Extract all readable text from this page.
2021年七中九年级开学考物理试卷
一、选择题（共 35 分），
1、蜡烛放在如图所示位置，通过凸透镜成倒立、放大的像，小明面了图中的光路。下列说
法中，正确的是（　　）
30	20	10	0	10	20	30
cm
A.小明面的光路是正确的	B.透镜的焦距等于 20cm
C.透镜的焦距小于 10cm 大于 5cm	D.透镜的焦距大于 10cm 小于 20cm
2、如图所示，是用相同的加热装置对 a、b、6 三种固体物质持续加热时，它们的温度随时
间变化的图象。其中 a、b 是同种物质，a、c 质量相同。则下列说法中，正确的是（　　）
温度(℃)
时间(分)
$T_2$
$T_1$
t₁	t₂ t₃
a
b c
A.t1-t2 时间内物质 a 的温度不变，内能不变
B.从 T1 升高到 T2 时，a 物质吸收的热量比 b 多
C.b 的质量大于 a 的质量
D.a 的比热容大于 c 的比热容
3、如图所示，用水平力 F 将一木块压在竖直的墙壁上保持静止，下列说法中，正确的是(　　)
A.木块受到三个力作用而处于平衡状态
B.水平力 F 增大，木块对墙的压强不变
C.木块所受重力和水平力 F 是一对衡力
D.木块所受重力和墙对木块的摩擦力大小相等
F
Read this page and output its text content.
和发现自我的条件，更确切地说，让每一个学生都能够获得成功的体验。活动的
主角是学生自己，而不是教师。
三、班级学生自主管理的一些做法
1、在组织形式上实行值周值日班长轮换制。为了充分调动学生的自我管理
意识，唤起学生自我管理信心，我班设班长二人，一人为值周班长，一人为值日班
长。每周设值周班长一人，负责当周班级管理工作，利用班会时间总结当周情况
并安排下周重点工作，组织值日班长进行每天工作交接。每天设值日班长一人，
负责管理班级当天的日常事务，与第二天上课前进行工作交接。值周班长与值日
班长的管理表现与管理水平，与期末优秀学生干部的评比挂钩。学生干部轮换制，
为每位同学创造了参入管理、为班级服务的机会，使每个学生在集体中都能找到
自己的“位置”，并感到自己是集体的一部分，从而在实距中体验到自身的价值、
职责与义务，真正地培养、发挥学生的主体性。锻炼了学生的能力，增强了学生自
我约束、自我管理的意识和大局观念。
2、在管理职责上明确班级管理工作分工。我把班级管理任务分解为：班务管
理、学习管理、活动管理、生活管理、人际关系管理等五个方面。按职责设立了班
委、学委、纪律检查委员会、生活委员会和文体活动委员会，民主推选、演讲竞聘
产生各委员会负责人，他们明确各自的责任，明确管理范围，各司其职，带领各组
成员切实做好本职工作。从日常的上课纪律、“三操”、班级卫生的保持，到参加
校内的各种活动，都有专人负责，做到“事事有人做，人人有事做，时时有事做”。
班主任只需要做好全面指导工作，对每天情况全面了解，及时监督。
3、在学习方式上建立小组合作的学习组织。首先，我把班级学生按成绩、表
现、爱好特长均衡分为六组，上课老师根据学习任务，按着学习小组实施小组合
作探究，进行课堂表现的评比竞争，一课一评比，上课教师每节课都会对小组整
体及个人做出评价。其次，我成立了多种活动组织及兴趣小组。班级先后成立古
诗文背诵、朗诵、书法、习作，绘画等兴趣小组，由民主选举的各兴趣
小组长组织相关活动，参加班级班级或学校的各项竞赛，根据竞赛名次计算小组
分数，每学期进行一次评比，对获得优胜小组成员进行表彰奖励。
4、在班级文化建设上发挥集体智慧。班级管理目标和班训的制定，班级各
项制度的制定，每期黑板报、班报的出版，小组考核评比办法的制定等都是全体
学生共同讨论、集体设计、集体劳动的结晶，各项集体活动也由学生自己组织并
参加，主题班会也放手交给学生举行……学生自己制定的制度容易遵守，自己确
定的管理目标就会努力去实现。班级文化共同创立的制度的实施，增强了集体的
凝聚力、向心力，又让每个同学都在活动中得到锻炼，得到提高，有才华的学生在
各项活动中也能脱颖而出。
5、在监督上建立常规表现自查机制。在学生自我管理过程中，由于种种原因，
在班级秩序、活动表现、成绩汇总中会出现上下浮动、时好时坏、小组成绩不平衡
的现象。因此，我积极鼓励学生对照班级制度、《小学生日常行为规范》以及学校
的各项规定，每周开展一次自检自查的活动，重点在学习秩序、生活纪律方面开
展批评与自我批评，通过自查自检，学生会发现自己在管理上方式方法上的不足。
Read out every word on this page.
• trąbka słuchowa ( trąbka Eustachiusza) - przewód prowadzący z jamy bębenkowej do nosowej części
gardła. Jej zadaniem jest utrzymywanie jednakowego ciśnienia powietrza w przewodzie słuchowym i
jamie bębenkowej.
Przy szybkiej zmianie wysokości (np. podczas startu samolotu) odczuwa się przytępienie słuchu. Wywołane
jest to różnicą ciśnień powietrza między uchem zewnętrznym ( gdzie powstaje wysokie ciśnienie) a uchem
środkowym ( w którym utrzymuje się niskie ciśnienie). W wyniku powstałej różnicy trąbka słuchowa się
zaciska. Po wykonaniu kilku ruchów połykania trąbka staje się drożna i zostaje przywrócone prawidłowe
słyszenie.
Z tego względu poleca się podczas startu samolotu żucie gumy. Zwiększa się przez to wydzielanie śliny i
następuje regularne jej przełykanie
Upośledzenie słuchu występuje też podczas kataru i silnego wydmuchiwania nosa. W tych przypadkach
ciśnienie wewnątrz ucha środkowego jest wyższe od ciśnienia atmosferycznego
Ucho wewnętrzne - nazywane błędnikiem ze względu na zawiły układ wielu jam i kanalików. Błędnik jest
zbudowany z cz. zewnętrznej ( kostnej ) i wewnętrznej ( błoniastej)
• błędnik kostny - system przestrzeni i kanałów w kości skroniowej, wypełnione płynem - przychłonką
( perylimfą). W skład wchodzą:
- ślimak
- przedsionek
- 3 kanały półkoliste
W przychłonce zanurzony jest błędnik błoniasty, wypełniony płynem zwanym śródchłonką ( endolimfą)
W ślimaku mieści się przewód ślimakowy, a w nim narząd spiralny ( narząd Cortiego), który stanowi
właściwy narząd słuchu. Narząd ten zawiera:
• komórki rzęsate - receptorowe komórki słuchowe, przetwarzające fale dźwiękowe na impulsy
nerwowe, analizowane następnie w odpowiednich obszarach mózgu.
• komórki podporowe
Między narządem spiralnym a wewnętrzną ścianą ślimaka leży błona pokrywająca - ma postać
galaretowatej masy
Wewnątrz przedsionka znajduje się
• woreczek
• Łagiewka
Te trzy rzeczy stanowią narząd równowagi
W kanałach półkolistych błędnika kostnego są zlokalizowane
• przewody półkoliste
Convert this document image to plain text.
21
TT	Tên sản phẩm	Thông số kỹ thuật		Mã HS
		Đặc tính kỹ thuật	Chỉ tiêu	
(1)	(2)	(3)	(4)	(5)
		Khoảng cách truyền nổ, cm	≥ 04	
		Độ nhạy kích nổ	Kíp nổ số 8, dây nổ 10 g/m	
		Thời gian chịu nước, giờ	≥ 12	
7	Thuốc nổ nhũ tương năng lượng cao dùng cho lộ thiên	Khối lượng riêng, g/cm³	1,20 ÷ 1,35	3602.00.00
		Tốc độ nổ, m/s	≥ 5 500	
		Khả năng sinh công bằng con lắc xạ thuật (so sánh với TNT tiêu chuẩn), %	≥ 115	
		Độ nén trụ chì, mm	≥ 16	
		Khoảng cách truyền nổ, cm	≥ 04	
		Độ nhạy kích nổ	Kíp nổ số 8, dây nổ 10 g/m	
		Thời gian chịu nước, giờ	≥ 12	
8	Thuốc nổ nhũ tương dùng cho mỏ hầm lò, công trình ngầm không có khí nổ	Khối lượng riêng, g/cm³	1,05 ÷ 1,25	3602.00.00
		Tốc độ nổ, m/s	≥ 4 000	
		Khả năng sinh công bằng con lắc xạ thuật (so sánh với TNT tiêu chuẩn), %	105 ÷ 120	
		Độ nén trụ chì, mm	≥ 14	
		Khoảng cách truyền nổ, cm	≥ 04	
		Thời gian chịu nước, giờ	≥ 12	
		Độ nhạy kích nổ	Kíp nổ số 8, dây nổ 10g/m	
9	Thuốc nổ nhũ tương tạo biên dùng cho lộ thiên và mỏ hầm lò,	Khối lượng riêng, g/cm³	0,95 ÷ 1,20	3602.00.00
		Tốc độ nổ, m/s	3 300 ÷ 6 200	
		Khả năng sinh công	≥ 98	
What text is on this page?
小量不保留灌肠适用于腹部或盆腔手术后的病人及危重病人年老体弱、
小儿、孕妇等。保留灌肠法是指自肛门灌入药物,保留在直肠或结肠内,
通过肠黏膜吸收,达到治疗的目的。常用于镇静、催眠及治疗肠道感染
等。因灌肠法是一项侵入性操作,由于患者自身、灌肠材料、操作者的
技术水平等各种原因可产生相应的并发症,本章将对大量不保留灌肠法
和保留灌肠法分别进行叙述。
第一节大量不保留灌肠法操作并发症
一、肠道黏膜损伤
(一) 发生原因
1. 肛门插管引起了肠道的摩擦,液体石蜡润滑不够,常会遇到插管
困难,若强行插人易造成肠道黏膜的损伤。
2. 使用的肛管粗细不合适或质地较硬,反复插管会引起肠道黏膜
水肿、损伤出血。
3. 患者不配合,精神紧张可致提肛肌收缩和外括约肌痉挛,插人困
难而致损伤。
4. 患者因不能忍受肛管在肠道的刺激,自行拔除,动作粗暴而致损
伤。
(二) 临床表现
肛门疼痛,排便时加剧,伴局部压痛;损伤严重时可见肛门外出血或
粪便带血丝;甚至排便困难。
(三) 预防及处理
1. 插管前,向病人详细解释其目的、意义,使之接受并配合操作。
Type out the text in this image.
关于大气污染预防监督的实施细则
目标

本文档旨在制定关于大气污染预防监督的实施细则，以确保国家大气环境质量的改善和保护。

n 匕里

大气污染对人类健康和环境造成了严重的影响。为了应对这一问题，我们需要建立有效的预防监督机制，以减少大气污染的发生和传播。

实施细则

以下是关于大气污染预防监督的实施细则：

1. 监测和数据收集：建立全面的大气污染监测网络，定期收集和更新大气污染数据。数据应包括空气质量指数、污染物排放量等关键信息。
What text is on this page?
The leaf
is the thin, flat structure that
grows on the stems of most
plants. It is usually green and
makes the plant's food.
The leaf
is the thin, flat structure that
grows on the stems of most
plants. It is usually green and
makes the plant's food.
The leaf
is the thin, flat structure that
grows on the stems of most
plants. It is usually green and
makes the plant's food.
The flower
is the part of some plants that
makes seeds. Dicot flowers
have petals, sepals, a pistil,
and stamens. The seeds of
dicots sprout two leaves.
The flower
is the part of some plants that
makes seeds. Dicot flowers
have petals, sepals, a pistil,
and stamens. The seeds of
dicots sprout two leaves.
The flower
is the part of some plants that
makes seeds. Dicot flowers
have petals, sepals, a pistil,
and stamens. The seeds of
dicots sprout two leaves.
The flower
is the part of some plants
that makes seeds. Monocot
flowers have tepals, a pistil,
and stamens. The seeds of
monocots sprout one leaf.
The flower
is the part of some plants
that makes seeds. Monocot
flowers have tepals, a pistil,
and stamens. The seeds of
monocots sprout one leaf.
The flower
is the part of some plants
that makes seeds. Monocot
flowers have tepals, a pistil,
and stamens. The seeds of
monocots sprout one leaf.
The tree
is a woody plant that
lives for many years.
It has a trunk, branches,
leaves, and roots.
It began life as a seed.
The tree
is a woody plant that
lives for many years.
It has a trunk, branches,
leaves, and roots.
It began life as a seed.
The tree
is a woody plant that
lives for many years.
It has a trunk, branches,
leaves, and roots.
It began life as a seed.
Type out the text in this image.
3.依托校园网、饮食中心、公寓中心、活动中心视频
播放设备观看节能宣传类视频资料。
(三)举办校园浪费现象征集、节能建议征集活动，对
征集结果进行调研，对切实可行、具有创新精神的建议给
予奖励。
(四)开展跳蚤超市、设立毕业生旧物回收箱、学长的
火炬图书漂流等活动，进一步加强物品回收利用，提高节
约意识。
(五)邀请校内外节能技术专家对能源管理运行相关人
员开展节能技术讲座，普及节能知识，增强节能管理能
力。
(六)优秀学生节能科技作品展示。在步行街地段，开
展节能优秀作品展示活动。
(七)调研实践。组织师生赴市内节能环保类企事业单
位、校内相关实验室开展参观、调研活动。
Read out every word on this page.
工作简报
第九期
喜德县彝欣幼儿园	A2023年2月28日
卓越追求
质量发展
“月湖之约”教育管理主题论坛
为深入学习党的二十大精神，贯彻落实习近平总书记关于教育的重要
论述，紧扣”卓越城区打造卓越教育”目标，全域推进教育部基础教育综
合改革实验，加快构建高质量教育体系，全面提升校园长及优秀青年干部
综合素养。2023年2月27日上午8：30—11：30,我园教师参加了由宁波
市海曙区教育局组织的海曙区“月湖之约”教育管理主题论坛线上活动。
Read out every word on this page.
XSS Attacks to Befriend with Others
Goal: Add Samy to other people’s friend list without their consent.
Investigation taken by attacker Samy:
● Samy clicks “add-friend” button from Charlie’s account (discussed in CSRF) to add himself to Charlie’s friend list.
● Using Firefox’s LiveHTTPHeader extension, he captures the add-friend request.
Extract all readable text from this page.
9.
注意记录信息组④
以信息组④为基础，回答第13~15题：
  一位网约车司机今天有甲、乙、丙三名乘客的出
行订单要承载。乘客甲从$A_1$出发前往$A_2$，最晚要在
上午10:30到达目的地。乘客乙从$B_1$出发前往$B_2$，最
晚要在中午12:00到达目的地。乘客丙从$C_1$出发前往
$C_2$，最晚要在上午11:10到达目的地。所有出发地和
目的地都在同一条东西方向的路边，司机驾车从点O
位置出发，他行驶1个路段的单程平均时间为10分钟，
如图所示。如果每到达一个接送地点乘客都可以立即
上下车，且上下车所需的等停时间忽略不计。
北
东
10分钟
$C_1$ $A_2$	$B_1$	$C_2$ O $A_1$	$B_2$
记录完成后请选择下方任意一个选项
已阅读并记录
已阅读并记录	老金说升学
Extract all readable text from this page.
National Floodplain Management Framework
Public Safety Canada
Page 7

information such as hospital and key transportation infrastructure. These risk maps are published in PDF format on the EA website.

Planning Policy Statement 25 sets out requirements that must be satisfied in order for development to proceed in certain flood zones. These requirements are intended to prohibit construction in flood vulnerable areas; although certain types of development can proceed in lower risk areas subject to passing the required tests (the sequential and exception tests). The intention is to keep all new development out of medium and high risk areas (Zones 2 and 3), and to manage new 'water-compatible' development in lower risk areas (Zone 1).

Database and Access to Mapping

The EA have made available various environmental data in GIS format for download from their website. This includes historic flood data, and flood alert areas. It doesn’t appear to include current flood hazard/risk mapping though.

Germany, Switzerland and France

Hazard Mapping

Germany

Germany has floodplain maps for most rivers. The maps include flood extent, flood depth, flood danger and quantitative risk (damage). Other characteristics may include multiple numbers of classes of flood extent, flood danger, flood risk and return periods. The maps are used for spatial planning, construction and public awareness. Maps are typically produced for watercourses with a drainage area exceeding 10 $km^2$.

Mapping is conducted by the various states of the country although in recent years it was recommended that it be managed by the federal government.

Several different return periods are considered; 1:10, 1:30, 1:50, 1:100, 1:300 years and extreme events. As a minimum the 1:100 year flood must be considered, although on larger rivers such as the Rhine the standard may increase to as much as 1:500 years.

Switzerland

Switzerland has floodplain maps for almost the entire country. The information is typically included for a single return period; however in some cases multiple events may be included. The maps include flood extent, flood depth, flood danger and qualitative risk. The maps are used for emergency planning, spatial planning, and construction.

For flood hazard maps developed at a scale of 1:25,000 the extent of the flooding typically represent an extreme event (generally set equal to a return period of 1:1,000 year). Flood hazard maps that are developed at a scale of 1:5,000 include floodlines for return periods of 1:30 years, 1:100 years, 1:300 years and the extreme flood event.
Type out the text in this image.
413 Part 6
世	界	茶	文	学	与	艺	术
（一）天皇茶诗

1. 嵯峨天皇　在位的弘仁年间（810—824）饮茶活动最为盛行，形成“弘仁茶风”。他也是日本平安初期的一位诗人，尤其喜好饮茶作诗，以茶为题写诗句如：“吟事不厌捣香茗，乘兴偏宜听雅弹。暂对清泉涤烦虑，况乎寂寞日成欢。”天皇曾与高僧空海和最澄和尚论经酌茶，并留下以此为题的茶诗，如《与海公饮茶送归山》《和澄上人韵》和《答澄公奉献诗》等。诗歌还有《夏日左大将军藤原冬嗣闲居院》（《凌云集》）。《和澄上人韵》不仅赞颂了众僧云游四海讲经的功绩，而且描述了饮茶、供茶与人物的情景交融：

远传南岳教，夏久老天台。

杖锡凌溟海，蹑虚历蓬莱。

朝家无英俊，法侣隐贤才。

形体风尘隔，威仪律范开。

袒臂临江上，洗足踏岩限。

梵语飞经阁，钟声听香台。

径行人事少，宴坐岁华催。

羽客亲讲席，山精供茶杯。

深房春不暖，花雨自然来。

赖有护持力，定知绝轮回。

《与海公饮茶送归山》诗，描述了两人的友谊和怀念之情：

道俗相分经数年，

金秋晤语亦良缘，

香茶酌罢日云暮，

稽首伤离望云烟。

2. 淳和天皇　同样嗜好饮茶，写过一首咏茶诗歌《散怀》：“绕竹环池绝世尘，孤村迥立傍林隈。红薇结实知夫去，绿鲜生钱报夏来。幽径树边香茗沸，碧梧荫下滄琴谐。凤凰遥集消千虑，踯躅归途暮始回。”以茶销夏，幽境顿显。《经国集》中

• [Description of the task] Using the entries above, return each line in which the word "startu" occurs.

• [Result]
Przy szybkiej zmianie wysokości (np. podczas startu samolotu) odczuwa się przytępienie słuchu. Wywołane
Z tego względu poleca się podczas startu samolotu żucie gumy. Zwiększa się przez to wydzielanie śliny i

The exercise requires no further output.